- **Short problem**
Which lines in the listing below contain the string "input"? Extract each one, treating case as significant.
..........
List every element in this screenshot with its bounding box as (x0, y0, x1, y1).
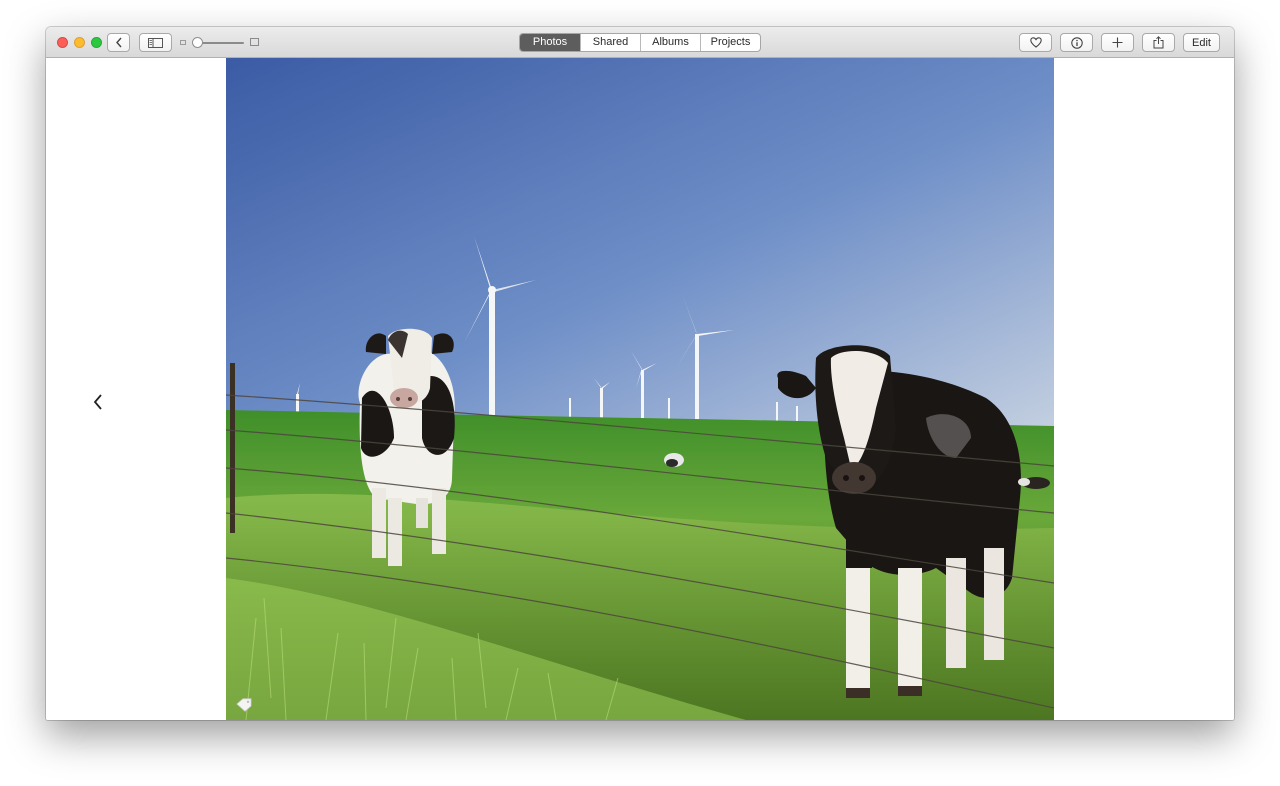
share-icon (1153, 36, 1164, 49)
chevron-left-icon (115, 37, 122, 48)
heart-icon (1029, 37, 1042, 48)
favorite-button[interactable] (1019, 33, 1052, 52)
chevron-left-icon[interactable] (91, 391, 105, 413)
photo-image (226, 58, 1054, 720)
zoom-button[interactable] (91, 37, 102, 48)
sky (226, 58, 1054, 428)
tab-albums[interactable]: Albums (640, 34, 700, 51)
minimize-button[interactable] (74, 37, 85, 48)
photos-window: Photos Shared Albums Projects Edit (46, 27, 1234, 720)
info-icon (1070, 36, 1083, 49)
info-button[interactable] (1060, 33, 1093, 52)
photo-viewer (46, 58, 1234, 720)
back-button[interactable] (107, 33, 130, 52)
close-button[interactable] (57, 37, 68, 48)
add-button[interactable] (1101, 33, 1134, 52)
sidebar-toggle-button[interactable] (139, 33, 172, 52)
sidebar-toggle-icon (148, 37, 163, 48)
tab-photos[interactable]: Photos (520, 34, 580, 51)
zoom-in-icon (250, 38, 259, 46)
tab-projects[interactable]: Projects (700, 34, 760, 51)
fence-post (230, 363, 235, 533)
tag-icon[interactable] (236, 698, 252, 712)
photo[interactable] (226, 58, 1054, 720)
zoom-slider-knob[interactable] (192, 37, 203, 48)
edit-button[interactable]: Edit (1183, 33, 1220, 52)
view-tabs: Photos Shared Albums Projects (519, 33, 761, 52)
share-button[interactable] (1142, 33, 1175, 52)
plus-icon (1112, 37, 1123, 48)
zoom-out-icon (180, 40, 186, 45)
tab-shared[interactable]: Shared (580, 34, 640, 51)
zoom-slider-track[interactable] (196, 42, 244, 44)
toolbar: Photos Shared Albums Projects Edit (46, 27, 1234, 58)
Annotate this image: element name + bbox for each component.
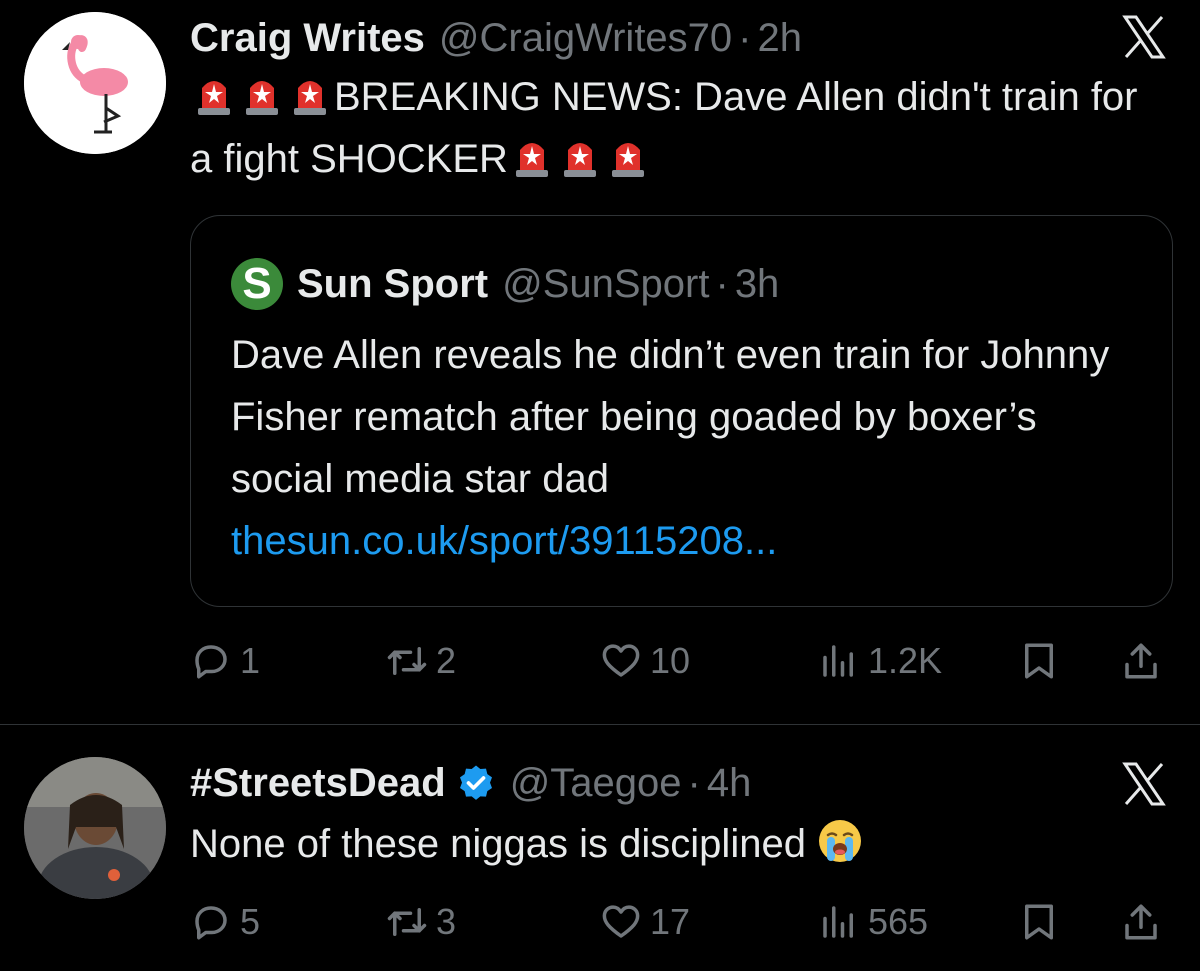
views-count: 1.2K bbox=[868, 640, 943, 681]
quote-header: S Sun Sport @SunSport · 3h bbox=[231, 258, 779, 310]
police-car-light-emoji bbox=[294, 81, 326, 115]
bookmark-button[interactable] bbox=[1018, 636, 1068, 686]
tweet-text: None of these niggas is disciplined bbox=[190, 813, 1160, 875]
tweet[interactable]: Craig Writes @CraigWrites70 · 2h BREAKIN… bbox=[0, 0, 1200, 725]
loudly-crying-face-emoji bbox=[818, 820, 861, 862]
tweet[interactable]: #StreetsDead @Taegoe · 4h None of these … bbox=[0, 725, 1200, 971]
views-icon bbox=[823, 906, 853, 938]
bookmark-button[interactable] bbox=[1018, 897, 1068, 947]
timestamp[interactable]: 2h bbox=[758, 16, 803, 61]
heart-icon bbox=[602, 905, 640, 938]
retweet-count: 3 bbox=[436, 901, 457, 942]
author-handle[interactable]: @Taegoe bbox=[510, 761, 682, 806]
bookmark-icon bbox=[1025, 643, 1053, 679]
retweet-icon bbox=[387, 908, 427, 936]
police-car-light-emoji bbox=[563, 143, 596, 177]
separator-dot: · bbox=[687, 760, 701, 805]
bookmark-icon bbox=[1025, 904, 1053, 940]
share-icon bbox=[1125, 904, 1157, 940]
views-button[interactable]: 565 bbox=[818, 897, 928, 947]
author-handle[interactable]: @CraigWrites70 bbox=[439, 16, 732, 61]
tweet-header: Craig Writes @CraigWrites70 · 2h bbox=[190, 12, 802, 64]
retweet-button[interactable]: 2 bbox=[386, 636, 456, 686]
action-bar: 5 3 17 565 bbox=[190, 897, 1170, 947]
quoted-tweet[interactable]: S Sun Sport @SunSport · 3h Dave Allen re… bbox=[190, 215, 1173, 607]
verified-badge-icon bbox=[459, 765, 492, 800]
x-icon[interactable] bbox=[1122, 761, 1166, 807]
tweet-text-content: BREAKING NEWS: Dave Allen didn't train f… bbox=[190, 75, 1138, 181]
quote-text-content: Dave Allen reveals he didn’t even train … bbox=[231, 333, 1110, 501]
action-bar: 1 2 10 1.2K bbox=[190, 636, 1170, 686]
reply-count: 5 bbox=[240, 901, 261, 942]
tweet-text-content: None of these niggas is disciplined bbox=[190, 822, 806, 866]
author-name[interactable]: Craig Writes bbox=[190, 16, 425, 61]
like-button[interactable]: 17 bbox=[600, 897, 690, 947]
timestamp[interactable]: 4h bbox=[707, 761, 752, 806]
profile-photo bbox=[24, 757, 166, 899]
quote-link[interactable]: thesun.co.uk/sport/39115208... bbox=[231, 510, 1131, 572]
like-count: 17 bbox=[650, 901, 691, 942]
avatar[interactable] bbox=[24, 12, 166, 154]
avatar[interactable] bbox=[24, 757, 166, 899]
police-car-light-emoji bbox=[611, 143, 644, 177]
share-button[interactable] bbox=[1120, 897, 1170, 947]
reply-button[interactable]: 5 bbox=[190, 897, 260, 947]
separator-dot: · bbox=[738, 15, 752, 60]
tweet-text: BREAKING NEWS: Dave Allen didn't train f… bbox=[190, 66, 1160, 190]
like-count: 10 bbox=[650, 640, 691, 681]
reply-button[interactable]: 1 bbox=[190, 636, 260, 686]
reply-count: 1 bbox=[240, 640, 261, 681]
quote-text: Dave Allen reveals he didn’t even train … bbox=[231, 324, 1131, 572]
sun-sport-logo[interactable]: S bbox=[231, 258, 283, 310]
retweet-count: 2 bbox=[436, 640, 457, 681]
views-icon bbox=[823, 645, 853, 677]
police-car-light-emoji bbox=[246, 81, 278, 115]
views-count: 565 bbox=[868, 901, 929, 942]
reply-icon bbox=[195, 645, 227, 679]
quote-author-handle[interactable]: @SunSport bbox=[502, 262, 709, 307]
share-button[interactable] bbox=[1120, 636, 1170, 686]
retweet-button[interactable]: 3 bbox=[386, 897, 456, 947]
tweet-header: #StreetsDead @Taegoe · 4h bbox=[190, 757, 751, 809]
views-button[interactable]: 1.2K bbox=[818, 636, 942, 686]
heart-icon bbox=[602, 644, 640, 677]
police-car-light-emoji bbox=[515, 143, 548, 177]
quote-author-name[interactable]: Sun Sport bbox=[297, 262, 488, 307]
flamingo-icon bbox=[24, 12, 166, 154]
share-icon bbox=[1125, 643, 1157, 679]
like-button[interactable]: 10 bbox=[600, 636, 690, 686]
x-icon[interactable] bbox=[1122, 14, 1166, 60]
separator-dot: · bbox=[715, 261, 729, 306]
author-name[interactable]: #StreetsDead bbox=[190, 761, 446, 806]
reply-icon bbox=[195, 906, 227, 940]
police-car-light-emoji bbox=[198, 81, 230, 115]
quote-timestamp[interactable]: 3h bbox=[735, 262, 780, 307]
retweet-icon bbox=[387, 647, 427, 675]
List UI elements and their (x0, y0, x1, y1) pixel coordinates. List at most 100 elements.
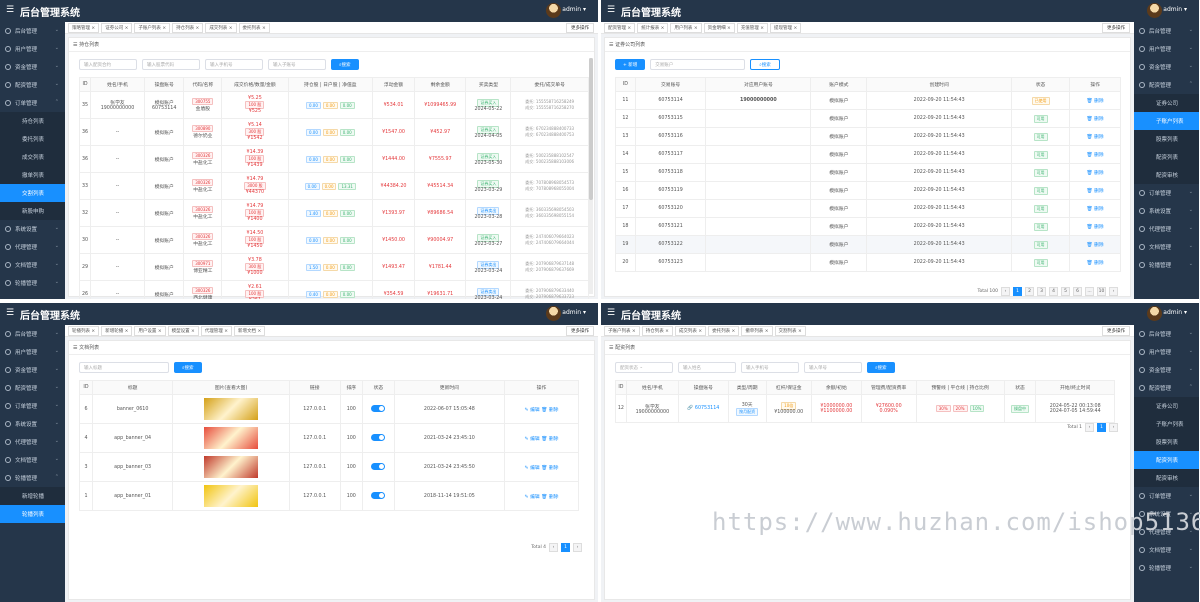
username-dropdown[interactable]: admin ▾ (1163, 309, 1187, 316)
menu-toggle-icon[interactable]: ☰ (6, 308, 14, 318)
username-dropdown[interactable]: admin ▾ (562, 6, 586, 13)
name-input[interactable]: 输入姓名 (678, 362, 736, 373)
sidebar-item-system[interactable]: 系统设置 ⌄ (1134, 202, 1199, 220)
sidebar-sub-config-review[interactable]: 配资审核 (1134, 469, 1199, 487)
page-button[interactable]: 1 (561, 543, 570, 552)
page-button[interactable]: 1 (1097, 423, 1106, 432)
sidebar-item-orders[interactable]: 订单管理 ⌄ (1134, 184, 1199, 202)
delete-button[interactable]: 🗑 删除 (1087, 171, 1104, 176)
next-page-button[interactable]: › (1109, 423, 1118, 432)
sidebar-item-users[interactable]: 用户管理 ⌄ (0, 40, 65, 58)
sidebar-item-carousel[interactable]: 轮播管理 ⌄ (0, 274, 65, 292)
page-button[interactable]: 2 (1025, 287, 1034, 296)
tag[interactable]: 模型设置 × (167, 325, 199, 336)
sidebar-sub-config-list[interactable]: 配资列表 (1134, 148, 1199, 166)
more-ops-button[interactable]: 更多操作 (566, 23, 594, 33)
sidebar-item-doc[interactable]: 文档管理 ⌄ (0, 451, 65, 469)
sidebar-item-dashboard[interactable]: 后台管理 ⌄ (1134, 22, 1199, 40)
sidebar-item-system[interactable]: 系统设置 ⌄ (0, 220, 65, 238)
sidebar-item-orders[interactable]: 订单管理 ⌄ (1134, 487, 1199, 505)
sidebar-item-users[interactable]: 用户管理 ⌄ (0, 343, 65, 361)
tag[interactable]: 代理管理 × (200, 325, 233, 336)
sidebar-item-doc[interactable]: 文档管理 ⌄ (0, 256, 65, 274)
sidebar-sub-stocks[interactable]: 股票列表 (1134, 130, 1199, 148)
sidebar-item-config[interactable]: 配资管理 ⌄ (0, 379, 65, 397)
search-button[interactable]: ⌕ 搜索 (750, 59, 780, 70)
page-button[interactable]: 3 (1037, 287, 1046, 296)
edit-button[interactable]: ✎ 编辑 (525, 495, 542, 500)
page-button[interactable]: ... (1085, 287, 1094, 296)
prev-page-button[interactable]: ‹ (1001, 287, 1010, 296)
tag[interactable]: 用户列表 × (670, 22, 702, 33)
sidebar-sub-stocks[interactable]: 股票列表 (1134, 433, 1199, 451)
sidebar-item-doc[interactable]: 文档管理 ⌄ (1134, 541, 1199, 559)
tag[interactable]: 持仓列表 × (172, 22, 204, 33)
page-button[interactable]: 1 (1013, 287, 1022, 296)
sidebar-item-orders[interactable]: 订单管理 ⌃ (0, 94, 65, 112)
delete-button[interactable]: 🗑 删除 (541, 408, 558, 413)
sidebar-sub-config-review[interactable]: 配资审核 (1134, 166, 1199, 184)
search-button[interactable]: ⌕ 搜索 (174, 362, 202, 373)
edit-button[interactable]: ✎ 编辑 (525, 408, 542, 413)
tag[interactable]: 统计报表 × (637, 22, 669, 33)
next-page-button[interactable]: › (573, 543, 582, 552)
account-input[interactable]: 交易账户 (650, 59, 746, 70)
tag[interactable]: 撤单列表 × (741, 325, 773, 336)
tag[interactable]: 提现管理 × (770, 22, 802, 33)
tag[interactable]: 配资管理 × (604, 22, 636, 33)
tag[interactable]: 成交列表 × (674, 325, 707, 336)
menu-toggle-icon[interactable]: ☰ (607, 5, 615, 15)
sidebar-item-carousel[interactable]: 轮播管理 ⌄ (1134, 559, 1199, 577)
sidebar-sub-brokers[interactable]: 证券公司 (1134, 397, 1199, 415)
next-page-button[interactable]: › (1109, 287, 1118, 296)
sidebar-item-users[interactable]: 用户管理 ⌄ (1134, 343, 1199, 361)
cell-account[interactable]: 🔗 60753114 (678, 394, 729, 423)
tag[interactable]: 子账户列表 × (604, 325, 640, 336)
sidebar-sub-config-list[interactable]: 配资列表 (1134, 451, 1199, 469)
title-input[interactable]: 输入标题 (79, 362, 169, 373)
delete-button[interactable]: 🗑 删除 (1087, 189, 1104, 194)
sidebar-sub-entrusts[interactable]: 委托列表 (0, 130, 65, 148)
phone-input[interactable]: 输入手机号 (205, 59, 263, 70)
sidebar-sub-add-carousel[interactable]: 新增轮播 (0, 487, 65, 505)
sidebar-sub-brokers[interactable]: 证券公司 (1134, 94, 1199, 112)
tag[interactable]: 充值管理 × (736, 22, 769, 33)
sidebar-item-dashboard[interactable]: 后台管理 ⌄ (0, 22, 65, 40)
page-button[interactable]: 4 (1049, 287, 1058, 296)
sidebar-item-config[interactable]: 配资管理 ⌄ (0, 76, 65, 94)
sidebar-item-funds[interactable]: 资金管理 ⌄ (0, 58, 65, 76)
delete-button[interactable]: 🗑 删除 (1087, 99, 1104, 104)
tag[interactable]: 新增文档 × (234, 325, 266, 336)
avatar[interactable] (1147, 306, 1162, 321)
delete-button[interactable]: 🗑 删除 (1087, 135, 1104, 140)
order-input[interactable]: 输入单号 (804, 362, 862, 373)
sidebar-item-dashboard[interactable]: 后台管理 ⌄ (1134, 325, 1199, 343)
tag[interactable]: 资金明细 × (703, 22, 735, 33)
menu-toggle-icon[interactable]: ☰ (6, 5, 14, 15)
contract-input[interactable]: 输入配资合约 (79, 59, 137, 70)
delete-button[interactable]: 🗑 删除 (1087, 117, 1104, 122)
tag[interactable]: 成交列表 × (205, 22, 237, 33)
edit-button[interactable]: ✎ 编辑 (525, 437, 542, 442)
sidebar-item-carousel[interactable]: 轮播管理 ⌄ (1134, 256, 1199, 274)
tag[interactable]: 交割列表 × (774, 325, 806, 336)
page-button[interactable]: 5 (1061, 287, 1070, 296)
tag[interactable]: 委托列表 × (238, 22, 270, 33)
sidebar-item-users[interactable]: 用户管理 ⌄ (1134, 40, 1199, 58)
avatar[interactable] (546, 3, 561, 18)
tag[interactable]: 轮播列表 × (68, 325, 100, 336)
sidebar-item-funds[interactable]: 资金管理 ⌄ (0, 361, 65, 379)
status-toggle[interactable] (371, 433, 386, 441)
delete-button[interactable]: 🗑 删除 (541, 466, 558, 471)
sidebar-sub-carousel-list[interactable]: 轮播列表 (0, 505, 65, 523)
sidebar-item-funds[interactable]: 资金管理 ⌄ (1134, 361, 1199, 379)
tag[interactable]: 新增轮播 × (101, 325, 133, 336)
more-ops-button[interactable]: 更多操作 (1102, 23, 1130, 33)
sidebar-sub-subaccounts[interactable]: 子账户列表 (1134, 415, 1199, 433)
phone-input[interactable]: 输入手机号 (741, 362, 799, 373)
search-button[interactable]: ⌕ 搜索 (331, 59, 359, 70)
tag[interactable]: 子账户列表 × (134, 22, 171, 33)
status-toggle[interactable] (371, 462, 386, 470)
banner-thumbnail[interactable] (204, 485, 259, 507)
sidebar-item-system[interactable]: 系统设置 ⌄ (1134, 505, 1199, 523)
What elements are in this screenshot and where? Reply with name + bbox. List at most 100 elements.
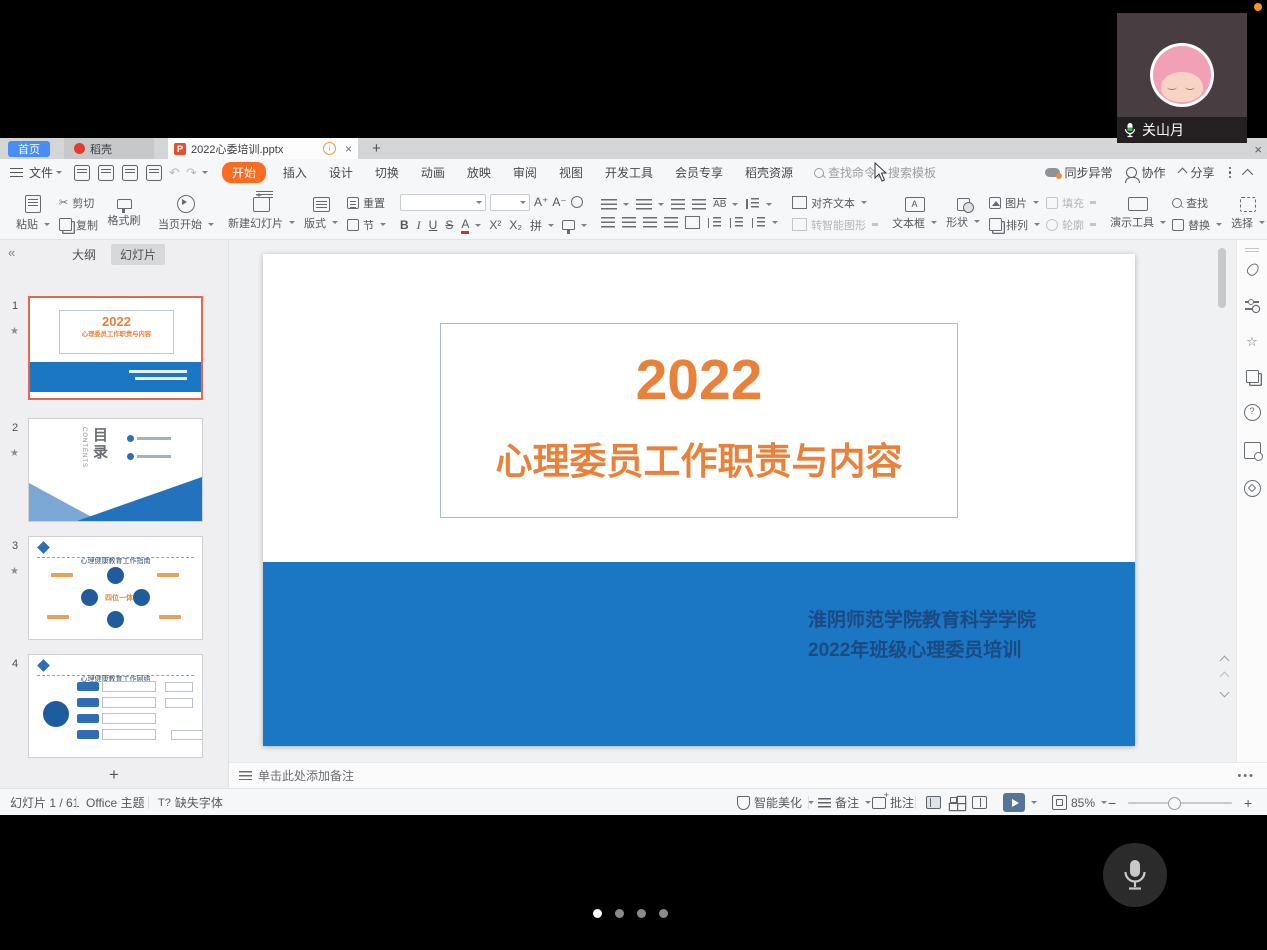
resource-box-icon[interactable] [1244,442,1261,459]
..........
- **Expected answer**
name-input[interactable]: 输入姓名 (678, 362, 736, 373)
account-input[interactable]: 交易账户 (650, 59, 746, 70)
title-input[interactable]: 输入标题 (79, 362, 169, 373)
phone-input[interactable]: 输入手机号 (205, 59, 263, 70)
order-input[interactable]: 输入单号 (804, 362, 862, 373)
contract-input[interactable]: 输入配资合约 (79, 59, 137, 70)
phone-input[interactable]: 输入手机号 (741, 362, 799, 373)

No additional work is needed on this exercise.